What you are asked to do - Show each line of the data below in which "share" occurs.

Information provided -
++++++

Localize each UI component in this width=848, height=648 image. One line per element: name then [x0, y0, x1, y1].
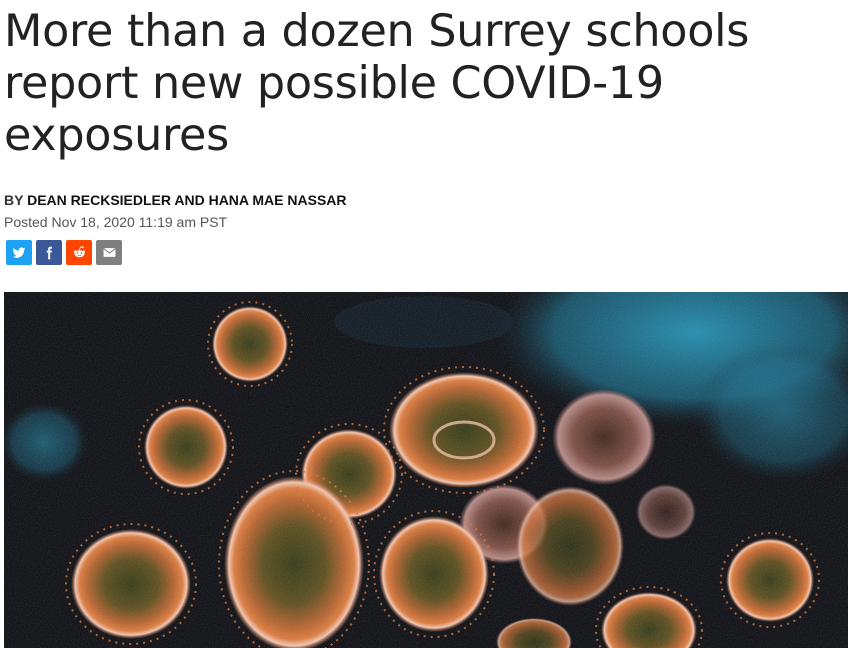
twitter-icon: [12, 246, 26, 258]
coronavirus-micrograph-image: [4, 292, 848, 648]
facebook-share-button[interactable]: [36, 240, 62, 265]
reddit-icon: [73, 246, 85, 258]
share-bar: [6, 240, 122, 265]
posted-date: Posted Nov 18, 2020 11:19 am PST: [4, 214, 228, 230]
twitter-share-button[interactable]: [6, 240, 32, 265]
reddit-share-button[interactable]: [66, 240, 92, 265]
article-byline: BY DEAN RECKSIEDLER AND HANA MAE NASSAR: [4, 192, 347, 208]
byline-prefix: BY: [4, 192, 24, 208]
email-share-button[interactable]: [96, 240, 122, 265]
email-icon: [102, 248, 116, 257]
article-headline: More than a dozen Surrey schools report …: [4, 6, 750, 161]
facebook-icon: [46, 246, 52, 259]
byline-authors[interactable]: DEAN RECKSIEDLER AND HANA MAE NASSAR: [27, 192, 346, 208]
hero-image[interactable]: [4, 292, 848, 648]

++++++

Output for this task -
facebook-share-button[interactable]: [36, 240, 62, 265]
share-bar: [6, 240, 122, 265]
twitter-share-button[interactable]: [6, 240, 32, 265]
reddit-share-button[interactable]: [66, 240, 92, 265]
email-share-button[interactable]: [96, 240, 122, 265]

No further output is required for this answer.